start Input records
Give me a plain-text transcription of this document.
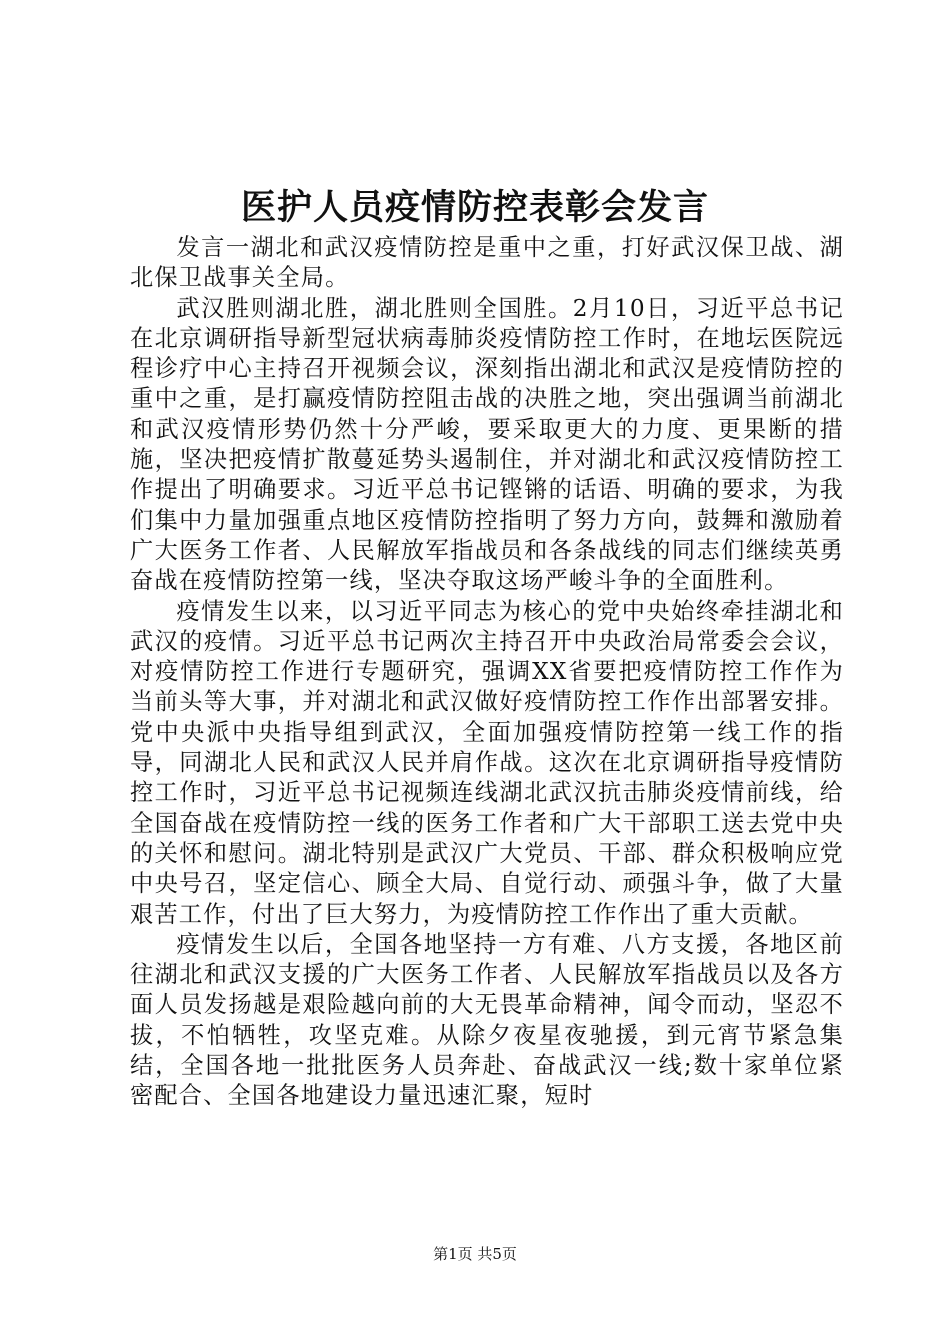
医护人员疫情防控表彰会发言

发言一湖北和武汉疫情防控是重中之重，打好武汉保卫战、湖北保卫战事关全局。

武汉胜则湖北胜，湖北胜则全国胜。2月10日，习近平总书记在北京调研指导新型冠状病毒肺炎疫情防控工作时，在地坛医院远程诊疗中心主持召开视频会议，深刻指出湖北和武汉是疫情防控的重中之重，是打赢疫情防控阻击战的决胜之地，突出强调当前湖北和武汉疫情形势仍然十分严峻，要采取更大的力度、更果断的措施，坚决把疫情扩散蔓延势头遏制住，并对湖北和武汉疫情防控工作提出了明确要求。习近平总书记铿锵的话语、明确的要求，为我们集中力量加强重点地区疫情防控指明了努力方向，鼓舞和激励着广大医务工作者、人民解放军指战员和各条战线的同志们继续英勇奋战在疫情防控第一线，坚决夺取这场严峻斗争的全面胜利。

疫情发生以来，以习近平同志为核心的党中央始终牵挂湖北和武汉的疫情。习近平总书记两次主持召开中央政治局常委会会议，对疫情防控工作进行专题研究，强调XX省要把疫情防控工作作为当前头等大事，并对湖北和武汉做好疫情防控工作作出部署安排。党中央派中央指导组到武汉，全面加强疫情防控第一线工作的指导，同湖北人民和武汉人民并肩作战。这次在北京调研指导疫情防控工作时，习近平总书记视频连线湖北武汉抗击肺炎疫情前线，给全国奋战在疫情防控一线的医务工作者和广大干部职工送去党中央的关怀和慰问。湖北特别是武汉广大党员、干部、群众积极响应党中央号召，坚定信心、顾全大局、自觉行动、顽强斗争，做了大量艰苦工作，付出了巨大努力，为疫情防控工作作出了重大贡献。

疫情发生以后，全国各地坚持一方有难、八方支援，各地区前往湖北和武汉支援的广大医务工作者、人民解放军指战员以及各方面人员发扬越是艰险越向前的大无畏革命精神，闻令而动，坚忍不拔，不怕牺牲，攻坚克难。从除夕夜星夜驰援，到元宵节紧急集结，全国各地一批批医务人员奔赴、奋战武汉一线;数十家单位紧密配合、全国各地建设力量迅速汇聚，短时

第1页 共5页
end Input records
| Short problem |
Repeat the material above word for word and skip every image in it.

| The result |
Give me a plain-text transcription of this document.
医护人员疫情防控表彰会发言

发言一湖北和武汉疫情防控是重中之重，打好武汉保卫战、湖北保卫战事关全局。

武汉胜则湖北胜，湖北胜则全国胜。2月10日，习近平总书记在北京调研指导新型冠状病毒肺炎疫情防控工作时，在地坛医院远程诊疗中心主持召开视频会议，深刻指出湖北和武汉是疫情防控的重中之重，是打赢疫情防控阻击战的决胜之地，突出强调当前湖北和武汉疫情形势仍然十分严峻，要采取更大的力度、更果断的措施，坚决把疫情扩散蔓延势头遏制住，并对湖北和武汉疫情防控工作提出了明确要求。习近平总书记铿锵的话语、明确的要求，为我们集中力量加强重点地区疫情防控指明了努力方向，鼓舞和激励着广大医务工作者、人民解放军指战员和各条战线的同志们继续英勇奋战在疫情防控第一线，坚决夺取这场严峻斗争的全面胜利。

疫情发生以来，以习近平同志为核心的党中央始终牵挂湖北和武汉的疫情。习近平总书记两次主持召开中央政治局常委会会议，对疫情防控工作进行专题研究，强调XX省要把疫情防控工作作为当前头等大事，并对湖北和武汉做好疫情防控工作作出部署安排。党中央派中央指导组到武汉，全面加强疫情防控第一线工作的指导，同湖北人民和武汉人民并肩作战。这次在北京调研指导疫情防控工作时，习近平总书记视频连线湖北武汉抗击肺炎疫情前线，给全国奋战在疫情防控一线的医务工作者和广大干部职工送去党中央的关怀和慰问。湖北特别是武汉广大党员、干部、群众积极响应党中央号召，坚定信心、顾全大局、自觉行动、顽强斗争，做了大量艰苦工作，付出了巨大努力，为疫情防控工作作出了重大贡献。

疫情发生以后，全国各地坚持一方有难、八方支援，各地区前往湖北和武汉支援的广大医务工作者、人民解放军指战员以及各方面人员发扬越是艰险越向前的大无畏革命精神，闻令而动，坚忍不拔，不怕牺牲，攻坚克难。从除夕夜星夜驰援，到元宵节紧急集结，全国各地一批批医务人员奔赴、奋战武汉一线;数十家单位紧密配合、全国各地建设力量迅速汇聚，短时

第1页 共5页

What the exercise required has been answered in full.